» Exercise description
Reproduce the listing word for word, leaving every picture behind.

(Dataset rows)
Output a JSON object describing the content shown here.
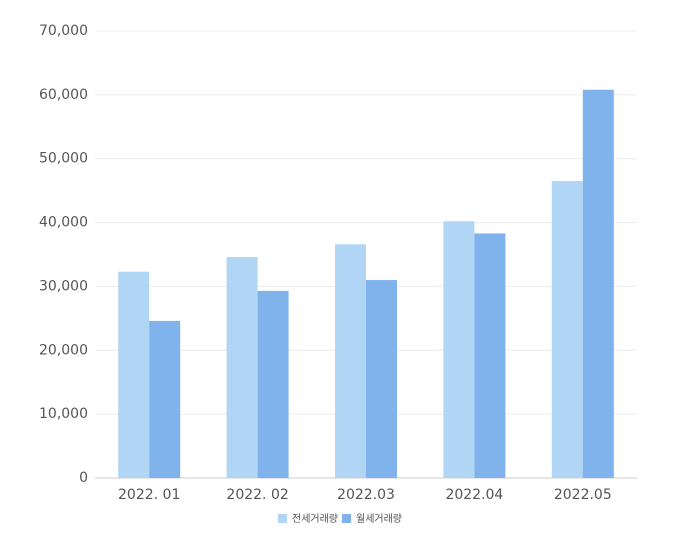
{
  "chart_data": {
    "type": "bar",
    "categories": [
      "2022. 01",
      "2022. 02",
      "2022.03",
      "2022.04",
      "2022.05"
    ],
    "series": [
      {
        "name": "전세거래량",
        "color": "#b1d5f5",
        "values": [
          32300,
          34600,
          36600,
          40200,
          46500
        ]
      },
      {
        "name": "월세거래량",
        "color": "#80b2ec",
        "values": [
          24600,
          29300,
          31000,
          38300,
          60800
        ]
      }
    ],
    "ylim": [
      0,
      70000
    ],
    "yticks": [
      0,
      {
        "value": 10000,
        "label": "10,000"
      },
      {
        "value": 20000,
        "label": "20,000"
      },
      {
        "value": 30000,
        "label": "30,000"
      },
      {
        "value": 40000,
        "label": "40,000"
      },
      {
        "value": 50000,
        "label": "50,000"
      },
      {
        "value": 60000,
        "label": "60,000"
      },
      {
        "value": 70000,
        "label": "70,000"
      }
    ],
    "grid": true,
    "legend": "bottom"
  }
}
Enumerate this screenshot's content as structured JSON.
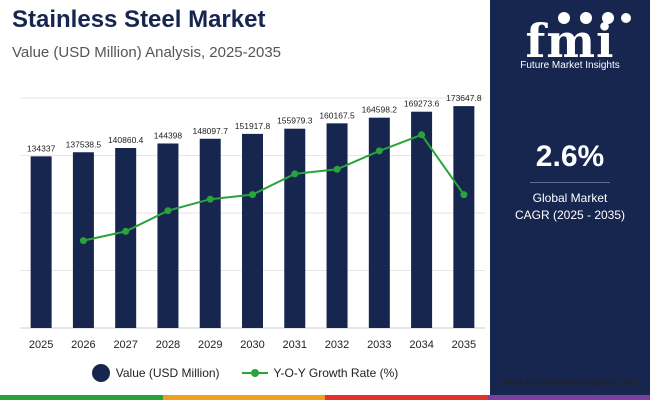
{
  "header": {
    "title": "Stainless Steel Market",
    "subtitle": "Value (USD Million) Analysis, 2025-2035"
  },
  "chart_data": {
    "type": "bar",
    "categories": [
      "2025",
      "2026",
      "2027",
      "2028",
      "2029",
      "2030",
      "2031",
      "2032",
      "2033",
      "2034",
      "2035"
    ],
    "series": [
      {
        "name": "Value (USD Million)",
        "type": "bar",
        "values": [
          134337,
          137538.5,
          140860.4,
          144398,
          148097.7,
          151917.8,
          155979.3,
          160167.5,
          164598.2,
          169273.6,
          173647.8
        ],
        "labels": [
          "134337",
          "137538.5",
          "140860.4",
          "144398",
          "148097.7",
          "151917.8",
          "155979.3",
          "160167.5",
          "164598.2",
          "169273.6",
          "173647.8"
        ]
      },
      {
        "name": "Y-O-Y Growth Rate (%)",
        "type": "line",
        "values": [
          null,
          2.38,
          2.42,
          2.51,
          2.56,
          2.58,
          2.67,
          2.69,
          2.77,
          2.84,
          2.58
        ]
      }
    ],
    "ylim": [
      0,
      180000
    ],
    "y2lim": [
      2.0,
      3.0
    ],
    "legend": "bottom"
  },
  "legend": {
    "bar_label": "Value (USD Million)",
    "line_label": "Y-O-Y Growth Rate (%)"
  },
  "sidebar": {
    "logo_text": "fmi",
    "logo_tagline": "Future Market Insights",
    "cagr_value": "2.6%",
    "cagr_label_line1": "Global Market",
    "cagr_label_line2": "CAGR (2025 - 2035)"
  },
  "footer": {
    "website": "www.futuremarketinsights.com"
  },
  "colors": {
    "bar": "#16264f",
    "line": "#2aa33a",
    "panel": "#16264f",
    "stripe": [
      "#2aa33a",
      "#f0a020",
      "#e2332b",
      "#7a3fa0"
    ]
  }
}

» Solution for this task
Output a JSON object describing the content shown here.
{
  "chart_data": {
    "type": "bar",
    "categories": [
      "2022. 01",
      "2022. 02",
      "2022.03",
      "2022.04",
      "2022.05"
    ],
    "series": [
      {
        "name": "전세거래량",
        "color": "#b1d5f5",
        "values": [
          32300,
          34600,
          36600,
          40200,
          46500
        ]
      },
      {
        "name": "월세거래량",
        "color": "#80b2ec",
        "values": [
          24600,
          29300,
          31000,
          38300,
          60800
        ]
      }
    ],
    "ylim": [
      0,
      70000
    ],
    "yticks": [
      0,
      {
        "value": 10000,
        "label": "10,000"
      },
      {
        "value": 20000,
        "label": "20,000"
      },
      {
        "value": 30000,
        "label": "30,000"
      },
      {
        "value": 40000,
        "label": "40,000"
      },
      {
        "value": 50000,
        "label": "50,000"
      },
      {
        "value": 60000,
        "label": "60,000"
      },
      {
        "value": 70000,
        "label": "70,000"
      }
    ],
    "grid": true,
    "legend": "bottom"
  }
}
Enumerate this screenshot's content as structured JSON.
{
  "header": {
    "title": "Stainless Steel Market",
    "subtitle": "Value (USD Million) Analysis, 2025-2035"
  },
  "chart_data": {
    "type": "bar",
    "categories": [
      "2025",
      "2026",
      "2027",
      "2028",
      "2029",
      "2030",
      "2031",
      "2032",
      "2033",
      "2034",
      "2035"
    ],
    "series": [
      {
        "name": "Value (USD Million)",
        "type": "bar",
        "values": [
          134337,
          137538.5,
          140860.4,
          144398,
          148097.7,
          151917.8,
          155979.3,
          160167.5,
          164598.2,
          169273.6,
          173647.8
        ],
        "labels": [
          "134337",
          "137538.5",
          "140860.4",
          "144398",
          "148097.7",
          "151917.8",
          "155979.3",
          "160167.5",
          "164598.2",
          "169273.6",
          "173647.8"
        ]
      },
      {
        "name": "Y-O-Y Growth Rate (%)",
        "type": "line",
        "values": [
          null,
          2.38,
          2.42,
          2.51,
          2.56,
          2.58,
          2.67,
          2.69,
          2.77,
          2.84,
          2.58
        ]
      }
    ],
    "ylim": [
      0,
      180000
    ],
    "y2lim": [
      2.0,
      3.0
    ],
    "legend": "bottom"
  },
  "legend": {
    "bar_label": "Value (USD Million)",
    "line_label": "Y-O-Y Growth Rate (%)"
  },
  "sidebar": {
    "logo_text": "fmi",
    "logo_tagline": "Future Market Insights",
    "cagr_value": "2.6%",
    "cagr_label_line1": "Global Market",
    "cagr_label_line2": "CAGR (2025 - 2035)"
  },
  "footer": {
    "website": "www.futuremarketinsights.com"
  },
  "colors": {
    "bar": "#16264f",
    "line": "#2aa33a",
    "panel": "#16264f",
    "stripe": [
      "#2aa33a",
      "#f0a020",
      "#e2332b",
      "#7a3fa0"
    ]
  }
}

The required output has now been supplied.